[Begin Material]
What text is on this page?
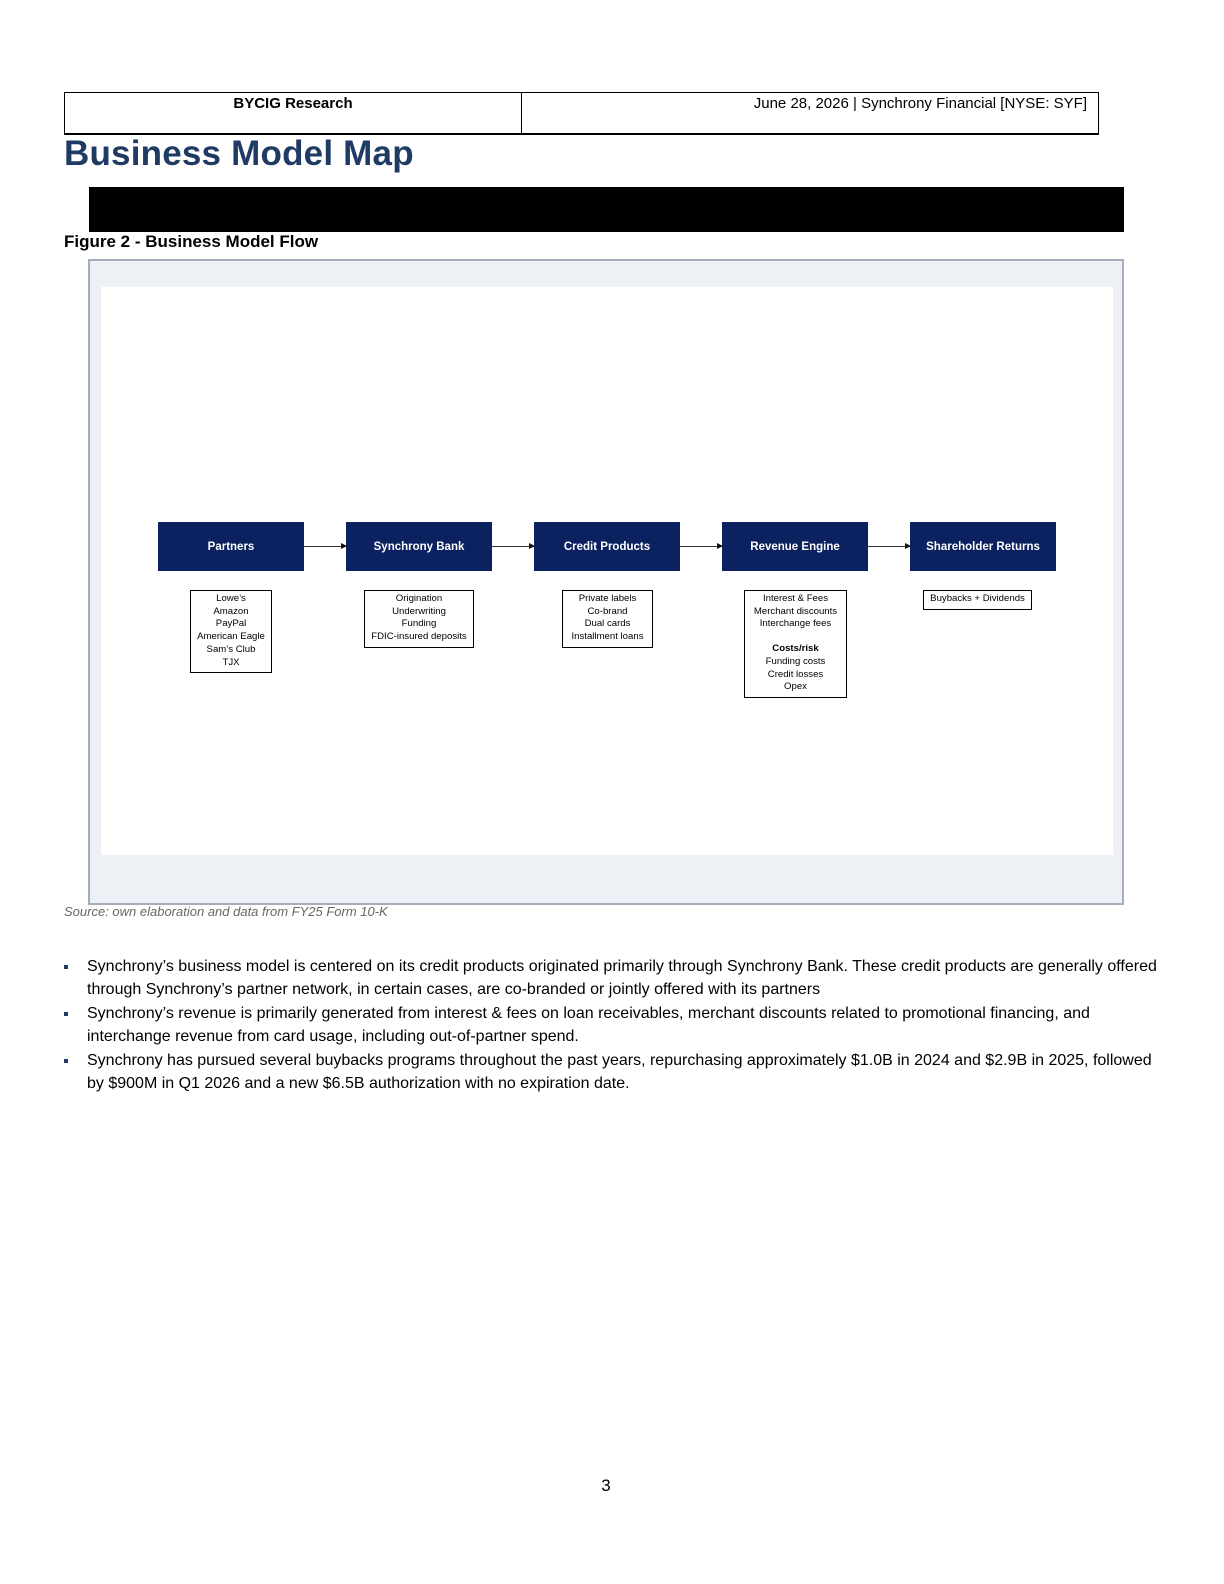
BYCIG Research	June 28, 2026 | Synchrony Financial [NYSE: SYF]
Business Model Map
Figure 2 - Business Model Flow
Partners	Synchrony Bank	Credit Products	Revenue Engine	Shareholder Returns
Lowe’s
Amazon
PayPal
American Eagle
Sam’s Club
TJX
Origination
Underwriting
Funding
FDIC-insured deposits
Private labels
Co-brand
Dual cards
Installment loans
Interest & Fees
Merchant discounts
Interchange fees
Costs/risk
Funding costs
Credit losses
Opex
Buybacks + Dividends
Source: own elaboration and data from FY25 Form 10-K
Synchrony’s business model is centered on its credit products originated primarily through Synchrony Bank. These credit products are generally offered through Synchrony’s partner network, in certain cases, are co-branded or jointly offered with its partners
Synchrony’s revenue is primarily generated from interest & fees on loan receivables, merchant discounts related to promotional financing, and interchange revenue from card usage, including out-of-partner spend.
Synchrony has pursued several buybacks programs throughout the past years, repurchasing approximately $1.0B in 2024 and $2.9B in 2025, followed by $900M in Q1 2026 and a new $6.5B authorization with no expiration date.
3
[End Material]
[Begin Material]
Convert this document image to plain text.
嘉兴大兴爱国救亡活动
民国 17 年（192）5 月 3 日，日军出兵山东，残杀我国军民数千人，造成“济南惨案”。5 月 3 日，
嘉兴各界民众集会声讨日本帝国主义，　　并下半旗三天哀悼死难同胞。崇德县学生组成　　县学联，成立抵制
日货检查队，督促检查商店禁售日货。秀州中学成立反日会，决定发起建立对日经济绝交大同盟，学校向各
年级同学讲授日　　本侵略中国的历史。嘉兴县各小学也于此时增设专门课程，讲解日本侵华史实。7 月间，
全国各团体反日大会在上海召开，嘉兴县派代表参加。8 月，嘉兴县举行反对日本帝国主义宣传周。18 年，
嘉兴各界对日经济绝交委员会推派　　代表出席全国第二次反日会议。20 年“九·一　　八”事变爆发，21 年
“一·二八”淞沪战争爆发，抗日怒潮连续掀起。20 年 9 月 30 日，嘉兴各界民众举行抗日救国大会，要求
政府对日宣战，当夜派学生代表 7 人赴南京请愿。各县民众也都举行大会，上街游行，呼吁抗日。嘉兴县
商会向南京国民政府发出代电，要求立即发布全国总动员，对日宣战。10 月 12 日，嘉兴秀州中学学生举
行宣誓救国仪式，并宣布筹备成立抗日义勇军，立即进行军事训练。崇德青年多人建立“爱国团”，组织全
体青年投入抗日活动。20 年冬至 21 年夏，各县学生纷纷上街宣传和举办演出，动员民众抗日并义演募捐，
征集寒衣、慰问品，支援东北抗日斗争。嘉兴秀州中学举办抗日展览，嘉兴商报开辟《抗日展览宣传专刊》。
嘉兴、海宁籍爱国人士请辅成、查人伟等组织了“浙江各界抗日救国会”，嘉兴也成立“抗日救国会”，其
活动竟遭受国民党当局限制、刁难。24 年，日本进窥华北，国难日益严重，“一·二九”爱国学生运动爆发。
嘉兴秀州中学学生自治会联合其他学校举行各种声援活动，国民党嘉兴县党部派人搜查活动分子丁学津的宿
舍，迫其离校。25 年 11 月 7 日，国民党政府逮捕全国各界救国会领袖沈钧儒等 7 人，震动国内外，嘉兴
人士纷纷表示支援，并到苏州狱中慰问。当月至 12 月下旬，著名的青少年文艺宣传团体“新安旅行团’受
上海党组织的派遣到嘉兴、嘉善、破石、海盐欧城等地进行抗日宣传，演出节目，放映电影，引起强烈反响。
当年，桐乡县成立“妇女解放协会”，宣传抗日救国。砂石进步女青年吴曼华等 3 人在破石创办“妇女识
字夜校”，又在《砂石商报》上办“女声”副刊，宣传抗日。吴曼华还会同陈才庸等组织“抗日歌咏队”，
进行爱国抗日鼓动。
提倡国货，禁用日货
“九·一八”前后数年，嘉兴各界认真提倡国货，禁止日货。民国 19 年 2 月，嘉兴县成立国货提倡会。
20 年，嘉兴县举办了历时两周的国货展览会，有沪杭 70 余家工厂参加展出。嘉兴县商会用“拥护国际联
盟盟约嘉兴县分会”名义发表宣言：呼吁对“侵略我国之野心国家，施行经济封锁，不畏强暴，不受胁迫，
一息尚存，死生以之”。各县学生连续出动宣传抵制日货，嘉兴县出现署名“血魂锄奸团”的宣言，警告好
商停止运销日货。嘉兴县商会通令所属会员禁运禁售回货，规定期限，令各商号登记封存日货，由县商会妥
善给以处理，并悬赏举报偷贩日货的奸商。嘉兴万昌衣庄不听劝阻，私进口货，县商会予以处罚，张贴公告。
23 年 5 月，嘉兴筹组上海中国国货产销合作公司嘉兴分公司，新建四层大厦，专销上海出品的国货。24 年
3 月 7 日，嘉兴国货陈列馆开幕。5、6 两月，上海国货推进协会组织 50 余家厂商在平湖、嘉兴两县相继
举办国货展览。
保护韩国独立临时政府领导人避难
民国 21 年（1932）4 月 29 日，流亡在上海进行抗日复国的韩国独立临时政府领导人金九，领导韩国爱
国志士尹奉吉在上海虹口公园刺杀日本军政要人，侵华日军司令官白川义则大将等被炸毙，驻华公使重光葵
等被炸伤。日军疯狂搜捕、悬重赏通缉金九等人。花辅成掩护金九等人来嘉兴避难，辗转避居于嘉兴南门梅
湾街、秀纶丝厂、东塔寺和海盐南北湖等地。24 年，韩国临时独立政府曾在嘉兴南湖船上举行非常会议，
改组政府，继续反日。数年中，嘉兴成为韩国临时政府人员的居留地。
[End Material]
[Stated task] Within the listing, how many lines hold the word "from"? Only the number is to be given.

[Correct result] 2